## [The problem]
Of the lines in the listing, how many include the string "SoftLayer"? Write the number and nothing else.
━━━ Data for this exercise ━━━
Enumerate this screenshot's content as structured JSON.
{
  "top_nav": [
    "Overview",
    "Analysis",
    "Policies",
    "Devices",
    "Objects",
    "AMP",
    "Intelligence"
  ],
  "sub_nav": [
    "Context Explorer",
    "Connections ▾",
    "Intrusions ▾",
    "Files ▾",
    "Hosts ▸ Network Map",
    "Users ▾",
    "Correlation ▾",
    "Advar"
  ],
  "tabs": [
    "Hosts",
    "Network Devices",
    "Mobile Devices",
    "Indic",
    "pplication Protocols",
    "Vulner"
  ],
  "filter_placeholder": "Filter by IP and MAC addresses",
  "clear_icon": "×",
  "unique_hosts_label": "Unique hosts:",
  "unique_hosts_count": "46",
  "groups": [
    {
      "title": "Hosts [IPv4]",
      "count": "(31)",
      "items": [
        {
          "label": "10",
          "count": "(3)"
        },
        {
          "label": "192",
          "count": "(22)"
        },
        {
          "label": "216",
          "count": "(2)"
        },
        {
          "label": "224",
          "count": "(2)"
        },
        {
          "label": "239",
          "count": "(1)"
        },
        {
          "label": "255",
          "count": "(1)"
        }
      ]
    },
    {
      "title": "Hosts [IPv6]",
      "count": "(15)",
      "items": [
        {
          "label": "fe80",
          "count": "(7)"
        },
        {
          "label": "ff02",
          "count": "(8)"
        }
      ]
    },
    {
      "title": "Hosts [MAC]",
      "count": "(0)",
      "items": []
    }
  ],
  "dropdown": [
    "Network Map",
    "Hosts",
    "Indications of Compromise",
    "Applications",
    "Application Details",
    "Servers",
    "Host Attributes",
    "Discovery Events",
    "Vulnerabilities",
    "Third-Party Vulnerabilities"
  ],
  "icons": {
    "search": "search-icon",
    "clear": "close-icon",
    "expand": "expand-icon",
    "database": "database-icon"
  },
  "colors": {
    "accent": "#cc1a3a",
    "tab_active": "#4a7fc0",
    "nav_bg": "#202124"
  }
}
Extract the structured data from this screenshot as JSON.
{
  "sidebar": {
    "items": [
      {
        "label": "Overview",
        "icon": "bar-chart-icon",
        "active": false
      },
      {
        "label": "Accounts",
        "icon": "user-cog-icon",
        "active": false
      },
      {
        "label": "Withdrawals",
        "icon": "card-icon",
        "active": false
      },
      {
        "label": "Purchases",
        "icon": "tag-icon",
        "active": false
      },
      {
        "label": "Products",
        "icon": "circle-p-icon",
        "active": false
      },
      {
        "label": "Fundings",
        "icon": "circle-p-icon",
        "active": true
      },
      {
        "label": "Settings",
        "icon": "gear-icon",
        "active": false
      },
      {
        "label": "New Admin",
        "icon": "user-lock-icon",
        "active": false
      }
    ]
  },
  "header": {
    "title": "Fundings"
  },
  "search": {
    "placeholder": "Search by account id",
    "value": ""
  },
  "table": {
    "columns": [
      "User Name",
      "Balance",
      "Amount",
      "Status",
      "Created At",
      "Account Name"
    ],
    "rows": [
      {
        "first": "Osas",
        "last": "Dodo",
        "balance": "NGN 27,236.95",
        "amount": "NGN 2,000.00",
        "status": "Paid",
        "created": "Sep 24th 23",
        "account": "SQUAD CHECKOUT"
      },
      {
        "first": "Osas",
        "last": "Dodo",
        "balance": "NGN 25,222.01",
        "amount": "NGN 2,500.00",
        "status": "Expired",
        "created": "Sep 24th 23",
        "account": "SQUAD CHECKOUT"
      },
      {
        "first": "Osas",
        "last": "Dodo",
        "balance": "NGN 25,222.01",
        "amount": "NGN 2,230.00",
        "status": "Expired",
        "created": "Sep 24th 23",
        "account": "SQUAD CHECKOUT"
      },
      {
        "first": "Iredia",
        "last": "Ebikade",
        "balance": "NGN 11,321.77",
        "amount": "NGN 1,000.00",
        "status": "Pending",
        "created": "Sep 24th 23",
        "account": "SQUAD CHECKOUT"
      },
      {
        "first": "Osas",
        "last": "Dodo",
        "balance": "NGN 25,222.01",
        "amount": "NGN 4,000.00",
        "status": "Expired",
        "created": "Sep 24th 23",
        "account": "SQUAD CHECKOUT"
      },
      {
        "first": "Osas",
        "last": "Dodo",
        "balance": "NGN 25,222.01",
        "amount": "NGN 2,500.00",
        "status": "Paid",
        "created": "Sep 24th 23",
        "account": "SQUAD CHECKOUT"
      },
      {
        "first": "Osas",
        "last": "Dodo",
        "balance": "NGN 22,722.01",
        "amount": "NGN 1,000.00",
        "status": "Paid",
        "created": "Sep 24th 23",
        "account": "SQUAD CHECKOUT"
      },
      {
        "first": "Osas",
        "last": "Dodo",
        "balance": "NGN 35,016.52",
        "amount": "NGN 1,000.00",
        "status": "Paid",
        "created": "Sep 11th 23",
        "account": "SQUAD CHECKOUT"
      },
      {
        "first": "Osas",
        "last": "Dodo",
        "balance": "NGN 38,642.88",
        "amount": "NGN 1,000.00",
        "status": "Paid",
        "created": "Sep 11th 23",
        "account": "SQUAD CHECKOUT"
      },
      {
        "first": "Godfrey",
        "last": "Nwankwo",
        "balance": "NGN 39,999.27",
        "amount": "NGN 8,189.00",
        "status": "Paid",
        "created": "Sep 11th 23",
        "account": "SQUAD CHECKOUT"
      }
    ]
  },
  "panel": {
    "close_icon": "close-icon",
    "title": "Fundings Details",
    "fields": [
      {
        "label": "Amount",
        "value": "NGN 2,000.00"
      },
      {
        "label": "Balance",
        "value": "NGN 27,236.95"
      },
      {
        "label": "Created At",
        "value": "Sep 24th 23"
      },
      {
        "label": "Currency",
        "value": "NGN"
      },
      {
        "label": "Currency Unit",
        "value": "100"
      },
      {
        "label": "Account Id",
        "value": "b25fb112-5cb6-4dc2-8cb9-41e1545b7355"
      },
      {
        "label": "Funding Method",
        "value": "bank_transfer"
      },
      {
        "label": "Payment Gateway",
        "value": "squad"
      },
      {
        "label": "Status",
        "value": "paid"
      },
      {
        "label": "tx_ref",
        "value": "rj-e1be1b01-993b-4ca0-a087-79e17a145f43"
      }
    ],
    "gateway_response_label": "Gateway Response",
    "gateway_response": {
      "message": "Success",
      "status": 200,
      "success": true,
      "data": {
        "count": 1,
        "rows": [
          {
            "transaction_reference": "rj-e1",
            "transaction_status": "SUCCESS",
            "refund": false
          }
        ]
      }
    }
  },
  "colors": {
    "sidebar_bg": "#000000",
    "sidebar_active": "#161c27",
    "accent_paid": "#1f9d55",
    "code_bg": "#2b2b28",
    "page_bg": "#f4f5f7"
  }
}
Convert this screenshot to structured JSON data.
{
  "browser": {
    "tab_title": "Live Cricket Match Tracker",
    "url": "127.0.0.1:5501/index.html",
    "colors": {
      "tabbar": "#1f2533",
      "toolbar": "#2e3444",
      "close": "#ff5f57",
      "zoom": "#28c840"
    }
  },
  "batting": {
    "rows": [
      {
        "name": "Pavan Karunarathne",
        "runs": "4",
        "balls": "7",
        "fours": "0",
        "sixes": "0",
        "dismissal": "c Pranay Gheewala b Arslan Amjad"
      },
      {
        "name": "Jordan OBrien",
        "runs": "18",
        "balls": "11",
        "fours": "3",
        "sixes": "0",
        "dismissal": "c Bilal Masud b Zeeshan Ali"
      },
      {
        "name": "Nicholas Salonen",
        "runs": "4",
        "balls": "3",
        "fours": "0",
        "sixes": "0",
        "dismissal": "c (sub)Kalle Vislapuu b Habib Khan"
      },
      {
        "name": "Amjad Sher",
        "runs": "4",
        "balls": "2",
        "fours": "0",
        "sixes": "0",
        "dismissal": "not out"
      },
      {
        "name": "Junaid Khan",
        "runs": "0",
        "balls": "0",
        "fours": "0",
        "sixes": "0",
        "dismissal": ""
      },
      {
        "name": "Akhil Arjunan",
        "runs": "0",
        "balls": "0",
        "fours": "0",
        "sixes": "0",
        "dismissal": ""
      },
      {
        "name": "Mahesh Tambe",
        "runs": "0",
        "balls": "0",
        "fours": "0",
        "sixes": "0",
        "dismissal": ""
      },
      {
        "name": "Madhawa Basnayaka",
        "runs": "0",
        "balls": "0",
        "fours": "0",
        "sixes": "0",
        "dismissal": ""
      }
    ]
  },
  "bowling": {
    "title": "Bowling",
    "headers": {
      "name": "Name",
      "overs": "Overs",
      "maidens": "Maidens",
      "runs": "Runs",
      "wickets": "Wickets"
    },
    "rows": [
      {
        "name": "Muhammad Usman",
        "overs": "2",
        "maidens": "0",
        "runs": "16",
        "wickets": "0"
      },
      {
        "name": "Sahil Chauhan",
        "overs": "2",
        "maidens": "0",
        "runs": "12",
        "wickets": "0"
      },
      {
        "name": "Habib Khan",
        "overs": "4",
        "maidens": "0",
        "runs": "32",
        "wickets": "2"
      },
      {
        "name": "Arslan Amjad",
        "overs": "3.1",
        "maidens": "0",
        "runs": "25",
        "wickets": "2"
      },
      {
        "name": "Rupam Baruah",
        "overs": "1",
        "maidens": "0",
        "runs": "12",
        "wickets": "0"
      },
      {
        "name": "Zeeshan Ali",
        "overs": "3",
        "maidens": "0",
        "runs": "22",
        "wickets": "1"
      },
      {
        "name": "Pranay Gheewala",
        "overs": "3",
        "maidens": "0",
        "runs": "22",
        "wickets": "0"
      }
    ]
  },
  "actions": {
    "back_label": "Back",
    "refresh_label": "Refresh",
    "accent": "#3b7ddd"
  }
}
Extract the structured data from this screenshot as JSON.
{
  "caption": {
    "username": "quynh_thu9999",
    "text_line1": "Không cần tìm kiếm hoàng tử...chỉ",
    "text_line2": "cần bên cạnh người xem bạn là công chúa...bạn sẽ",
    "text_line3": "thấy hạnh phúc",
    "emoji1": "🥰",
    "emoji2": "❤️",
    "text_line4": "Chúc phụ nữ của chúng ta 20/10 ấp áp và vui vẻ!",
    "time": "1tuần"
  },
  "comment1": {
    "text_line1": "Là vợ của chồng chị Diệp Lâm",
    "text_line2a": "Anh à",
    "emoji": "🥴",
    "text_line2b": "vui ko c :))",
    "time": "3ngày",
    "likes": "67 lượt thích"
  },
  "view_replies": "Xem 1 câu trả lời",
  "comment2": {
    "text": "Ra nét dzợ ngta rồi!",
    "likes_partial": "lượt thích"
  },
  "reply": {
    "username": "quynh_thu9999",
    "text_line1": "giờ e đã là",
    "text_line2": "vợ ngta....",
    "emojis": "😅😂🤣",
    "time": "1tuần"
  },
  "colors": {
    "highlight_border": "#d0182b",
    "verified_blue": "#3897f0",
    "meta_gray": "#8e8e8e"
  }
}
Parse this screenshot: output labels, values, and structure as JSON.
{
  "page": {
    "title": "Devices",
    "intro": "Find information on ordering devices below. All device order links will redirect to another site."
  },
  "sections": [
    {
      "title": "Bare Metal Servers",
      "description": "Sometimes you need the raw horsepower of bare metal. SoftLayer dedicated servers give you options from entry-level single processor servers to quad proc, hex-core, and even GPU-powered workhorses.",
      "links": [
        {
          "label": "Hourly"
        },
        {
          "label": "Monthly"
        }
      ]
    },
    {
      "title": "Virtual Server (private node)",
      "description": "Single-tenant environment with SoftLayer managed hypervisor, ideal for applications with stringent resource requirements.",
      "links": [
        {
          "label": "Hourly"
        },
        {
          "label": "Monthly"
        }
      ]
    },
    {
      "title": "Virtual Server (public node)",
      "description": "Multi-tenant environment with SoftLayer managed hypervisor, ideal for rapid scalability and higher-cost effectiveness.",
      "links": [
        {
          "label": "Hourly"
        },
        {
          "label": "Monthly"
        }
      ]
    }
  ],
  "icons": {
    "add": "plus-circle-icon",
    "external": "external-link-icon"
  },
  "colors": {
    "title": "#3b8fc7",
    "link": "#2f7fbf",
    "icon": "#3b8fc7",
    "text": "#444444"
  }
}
━━━
## [Task result]
3